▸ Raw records
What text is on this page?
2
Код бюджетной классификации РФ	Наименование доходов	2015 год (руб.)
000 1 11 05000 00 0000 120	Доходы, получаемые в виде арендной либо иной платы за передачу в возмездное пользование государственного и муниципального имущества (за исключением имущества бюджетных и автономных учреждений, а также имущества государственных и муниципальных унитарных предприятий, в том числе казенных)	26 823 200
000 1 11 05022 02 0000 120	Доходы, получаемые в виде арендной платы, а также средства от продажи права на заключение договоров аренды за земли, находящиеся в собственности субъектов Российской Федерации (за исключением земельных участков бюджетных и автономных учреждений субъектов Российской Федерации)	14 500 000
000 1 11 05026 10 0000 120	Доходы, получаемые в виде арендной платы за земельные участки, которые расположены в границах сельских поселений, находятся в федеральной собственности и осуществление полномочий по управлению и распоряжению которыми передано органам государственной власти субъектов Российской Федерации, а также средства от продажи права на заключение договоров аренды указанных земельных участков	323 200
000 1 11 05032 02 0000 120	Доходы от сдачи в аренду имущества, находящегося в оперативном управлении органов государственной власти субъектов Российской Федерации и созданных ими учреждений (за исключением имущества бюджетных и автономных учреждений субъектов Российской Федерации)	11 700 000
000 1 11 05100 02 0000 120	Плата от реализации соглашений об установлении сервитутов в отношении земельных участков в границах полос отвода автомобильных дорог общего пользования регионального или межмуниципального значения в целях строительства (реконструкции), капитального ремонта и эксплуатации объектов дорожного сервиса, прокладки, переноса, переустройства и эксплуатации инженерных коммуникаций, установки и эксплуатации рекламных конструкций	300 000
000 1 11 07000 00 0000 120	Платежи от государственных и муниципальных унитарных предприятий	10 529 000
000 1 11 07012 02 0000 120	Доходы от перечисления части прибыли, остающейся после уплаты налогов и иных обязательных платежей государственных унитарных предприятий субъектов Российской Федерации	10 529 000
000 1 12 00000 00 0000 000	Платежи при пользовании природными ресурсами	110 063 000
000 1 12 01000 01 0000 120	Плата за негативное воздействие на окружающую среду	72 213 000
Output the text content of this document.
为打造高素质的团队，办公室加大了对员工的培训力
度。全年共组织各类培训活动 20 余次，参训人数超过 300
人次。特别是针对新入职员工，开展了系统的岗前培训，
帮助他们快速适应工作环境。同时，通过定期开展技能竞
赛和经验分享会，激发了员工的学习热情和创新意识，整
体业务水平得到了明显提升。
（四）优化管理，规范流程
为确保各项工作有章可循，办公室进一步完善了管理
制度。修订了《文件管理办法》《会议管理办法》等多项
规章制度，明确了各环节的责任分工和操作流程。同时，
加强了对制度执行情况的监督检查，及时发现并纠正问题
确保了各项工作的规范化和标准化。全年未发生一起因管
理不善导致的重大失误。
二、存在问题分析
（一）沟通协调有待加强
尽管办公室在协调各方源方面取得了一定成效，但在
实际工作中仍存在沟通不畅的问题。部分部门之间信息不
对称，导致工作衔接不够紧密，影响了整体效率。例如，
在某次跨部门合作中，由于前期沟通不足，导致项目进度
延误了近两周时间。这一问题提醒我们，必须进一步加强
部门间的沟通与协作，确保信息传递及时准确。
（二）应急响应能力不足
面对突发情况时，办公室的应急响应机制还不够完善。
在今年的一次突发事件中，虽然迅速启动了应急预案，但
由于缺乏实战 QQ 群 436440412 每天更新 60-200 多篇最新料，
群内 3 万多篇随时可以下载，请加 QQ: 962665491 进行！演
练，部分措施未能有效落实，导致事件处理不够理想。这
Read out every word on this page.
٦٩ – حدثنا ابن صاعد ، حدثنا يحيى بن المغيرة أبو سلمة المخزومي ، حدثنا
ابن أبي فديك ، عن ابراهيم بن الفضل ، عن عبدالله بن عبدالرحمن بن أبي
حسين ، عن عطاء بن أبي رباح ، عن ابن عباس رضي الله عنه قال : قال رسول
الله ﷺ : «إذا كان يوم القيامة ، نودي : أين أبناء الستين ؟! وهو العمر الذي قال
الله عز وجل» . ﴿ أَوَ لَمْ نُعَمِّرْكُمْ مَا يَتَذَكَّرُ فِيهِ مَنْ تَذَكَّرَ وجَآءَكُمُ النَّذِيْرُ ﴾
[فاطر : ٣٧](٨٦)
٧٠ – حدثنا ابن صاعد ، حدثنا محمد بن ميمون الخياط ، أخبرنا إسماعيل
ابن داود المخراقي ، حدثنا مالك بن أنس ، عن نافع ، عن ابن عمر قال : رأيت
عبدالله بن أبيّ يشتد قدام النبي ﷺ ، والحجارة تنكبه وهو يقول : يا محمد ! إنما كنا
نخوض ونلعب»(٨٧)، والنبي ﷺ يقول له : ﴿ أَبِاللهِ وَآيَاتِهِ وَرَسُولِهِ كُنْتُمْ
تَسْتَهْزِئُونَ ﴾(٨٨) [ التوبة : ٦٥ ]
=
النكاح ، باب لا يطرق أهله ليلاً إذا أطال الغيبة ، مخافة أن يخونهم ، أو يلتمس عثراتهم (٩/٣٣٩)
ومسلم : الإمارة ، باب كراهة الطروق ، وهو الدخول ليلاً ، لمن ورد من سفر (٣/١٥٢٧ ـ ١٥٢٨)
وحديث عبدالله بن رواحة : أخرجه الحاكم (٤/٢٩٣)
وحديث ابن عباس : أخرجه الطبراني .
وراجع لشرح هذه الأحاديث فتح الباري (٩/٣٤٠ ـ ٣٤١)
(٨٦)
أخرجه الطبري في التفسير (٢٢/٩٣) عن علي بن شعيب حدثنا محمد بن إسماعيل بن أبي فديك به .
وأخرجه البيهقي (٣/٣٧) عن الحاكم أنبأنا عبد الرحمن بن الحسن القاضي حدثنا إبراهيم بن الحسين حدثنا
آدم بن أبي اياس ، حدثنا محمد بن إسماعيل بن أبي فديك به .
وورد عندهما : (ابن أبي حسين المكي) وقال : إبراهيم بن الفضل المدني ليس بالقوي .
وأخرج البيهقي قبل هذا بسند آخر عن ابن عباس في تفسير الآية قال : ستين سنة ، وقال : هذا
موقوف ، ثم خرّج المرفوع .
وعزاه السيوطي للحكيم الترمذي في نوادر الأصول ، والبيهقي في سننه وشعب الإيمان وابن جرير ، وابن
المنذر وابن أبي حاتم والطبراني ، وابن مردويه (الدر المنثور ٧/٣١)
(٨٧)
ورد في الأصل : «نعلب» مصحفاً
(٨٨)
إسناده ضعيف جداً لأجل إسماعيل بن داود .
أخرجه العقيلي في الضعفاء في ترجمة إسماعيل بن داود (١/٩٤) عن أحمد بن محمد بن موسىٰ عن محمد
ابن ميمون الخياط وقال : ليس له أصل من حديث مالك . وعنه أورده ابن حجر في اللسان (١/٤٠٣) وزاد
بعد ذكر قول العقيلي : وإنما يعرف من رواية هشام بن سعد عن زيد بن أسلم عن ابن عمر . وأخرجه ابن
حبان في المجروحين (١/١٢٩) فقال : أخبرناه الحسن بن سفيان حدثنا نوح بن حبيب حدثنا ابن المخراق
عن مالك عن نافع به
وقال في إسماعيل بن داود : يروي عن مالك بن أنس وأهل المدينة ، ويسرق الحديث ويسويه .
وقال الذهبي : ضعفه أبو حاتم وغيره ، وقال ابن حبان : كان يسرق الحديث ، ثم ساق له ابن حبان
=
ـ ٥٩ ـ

▸ What the exercise asks
In the records above, how many lines include the string "إسماعيل"? Answer with only the number.

▸ Response to this task
6